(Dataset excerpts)
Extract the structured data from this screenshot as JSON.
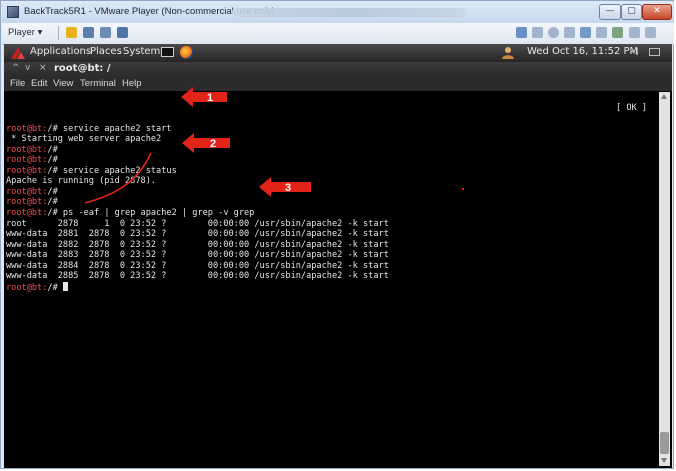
{
  "window": {
    "title": "BackTrack5R1 - VMware Player (Non-commercial use only)",
    "buttons": {
      "minimize": "—",
      "maximize": "▢",
      "close": "✕"
    }
  },
  "vm_toolbar": {
    "player_menu": "Player ▾",
    "icons": [
      "pause-icon",
      "send-ctrl-alt-del-icon",
      "fullscreen-icon",
      "unity-icon"
    ],
    "right_icons": [
      "printer-icon",
      "cd-icon",
      "floppy-icon",
      "network-icon",
      "usb-icon",
      "sound-icon",
      "display-icon",
      "message-icon"
    ]
  },
  "gnome_panel": {
    "menus": [
      "Applications",
      "Places",
      "System"
    ],
    "clock": "Wed Oct 16, 11:52 PM"
  },
  "terminal": {
    "title": "root@bt: /",
    "title_controls": [
      "^",
      "v",
      "×"
    ],
    "menu": [
      "File",
      "Edit",
      "View",
      "Terminal",
      "Help"
    ],
    "prompt": "root@bt:",
    "lines": [
      {
        "prompt": "root@bt:",
        "text": "/# service apache2 start"
      },
      {
        "prompt": "",
        "text": " * Starting web server apache2"
      },
      {
        "prompt": "root@bt:",
        "text": "/#"
      },
      {
        "prompt": "root@bt:",
        "text": "/#"
      },
      {
        "prompt": "root@bt:",
        "text": "/# service apache2 status"
      },
      {
        "prompt": "",
        "text": "Apache is running (pid 2878)."
      },
      {
        "prompt": "root@bt:",
        "text": "/#"
      },
      {
        "prompt": "root@bt:",
        "text": "/#"
      },
      {
        "prompt": "root@bt:",
        "text": "/# ps -eaf | grep apache2 | grep -v grep"
      },
      {
        "prompt": "",
        "text": "root      2878     1  0 23:52 ?        00:00:00 /usr/sbin/apache2 -k start"
      },
      {
        "prompt": "",
        "text": "www-data  2881  2878  0 23:52 ?        00:00:00 /usr/sbin/apache2 -k start"
      },
      {
        "prompt": "",
        "text": "www-data  2882  2878  0 23:52 ?        00:00:00 /usr/sbin/apache2 -k start"
      },
      {
        "prompt": "",
        "text": "www-data  2883  2878  0 23:52 ?        00:00:00 /usr/sbin/apache2 -k start"
      },
      {
        "prompt": "",
        "text": "www-data  2884  2878  0 23:52 ?        00:00:00 /usr/sbin/apache2 -k start"
      },
      {
        "prompt": "",
        "text": "www-data  2885  2878  0 23:52 ?        00:00:00 /usr/sbin/apache2 -k start"
      },
      {
        "prompt": "root@bt:",
        "text": "/# ",
        "cursor": true
      }
    ],
    "ok_status": "[ OK ]"
  },
  "annotations": [
    "1",
    "2",
    "3"
  ],
  "colors": {
    "prompt": "#f04c4c",
    "annotation": "#e2231a",
    "terminal_bg": "#000000",
    "terminal_fg": "#e6e6e6"
  }
}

**Task statement**
Make a verbatim copy of all the entries and strip out the pictures.

**Completed task**
Extract the structured data from this screenshot as JSON.
{
  "window": {
    "title": "BackTrack5R1 - VMware Player (Non-commercial use only)",
    "buttons": {
      "minimize": "—",
      "maximize": "▢",
      "close": "✕"
    }
  },
  "vm_toolbar": {
    "player_menu": "Player ▾",
    "icons": [
      "pause-icon",
      "send-ctrl-alt-del-icon",
      "fullscreen-icon",
      "unity-icon"
    ],
    "right_icons": [
      "printer-icon",
      "cd-icon",
      "floppy-icon",
      "network-icon",
      "usb-icon",
      "sound-icon",
      "display-icon",
      "message-icon"
    ]
  },
  "gnome_panel": {
    "menus": [
      "Applications",
      "Places",
      "System"
    ],
    "clock": "Wed Oct 16, 11:52 PM"
  },
  "terminal": {
    "title": "root@bt: /",
    "title_controls": [
      "^",
      "v",
      "×"
    ],
    "menu": [
      "File",
      "Edit",
      "View",
      "Terminal",
      "Help"
    ],
    "prompt": "root@bt:",
    "lines": [
      {
        "prompt": "root@bt:",
        "text": "/# service apache2 start"
      },
      {
        "prompt": "",
        "text": " * Starting web server apache2"
      },
      {
        "prompt": "root@bt:",
        "text": "/#"
      },
      {
        "prompt": "root@bt:",
        "text": "/#"
      },
      {
        "prompt": "root@bt:",
        "text": "/# service apache2 status"
      },
      {
        "prompt": "",
        "text": "Apache is running (pid 2878)."
      },
      {
        "prompt": "root@bt:",
        "text": "/#"
      },
      {
        "prompt": "root@bt:",
        "text": "/#"
      },
      {
        "prompt": "root@bt:",
        "text": "/# ps -eaf | grep apache2 | grep -v grep"
      },
      {
        "prompt": "",
        "text": "root      2878     1  0 23:52 ?        00:00:00 /usr/sbin/apache2 -k start"
      },
      {
        "prompt": "",
        "text": "www-data  2881  2878  0 23:52 ?        00:00:00 /usr/sbin/apache2 -k start"
      },
      {
        "prompt": "",
        "text": "www-data  2882  2878  0 23:52 ?        00:00:00 /usr/sbin/apache2 -k start"
      },
      {
        "prompt": "",
        "text": "www-data  2883  2878  0 23:52 ?        00:00:00 /usr/sbin/apache2 -k start"
      },
      {
        "prompt": "",
        "text": "www-data  2884  2878  0 23:52 ?        00:00:00 /usr/sbin/apache2 -k start"
      },
      {
        "prompt": "",
        "text": "www-data  2885  2878  0 23:52 ?        00:00:00 /usr/sbin/apache2 -k start"
      },
      {
        "prompt": "root@bt:",
        "text": "/# ",
        "cursor": true
      }
    ],
    "ok_status": "[ OK ]"
  },
  "annotations": [
    "1",
    "2",
    "3"
  ],
  "colors": {
    "prompt": "#f04c4c",
    "annotation": "#e2231a",
    "terminal_bg": "#000000",
    "terminal_fg": "#e6e6e6"
  }
}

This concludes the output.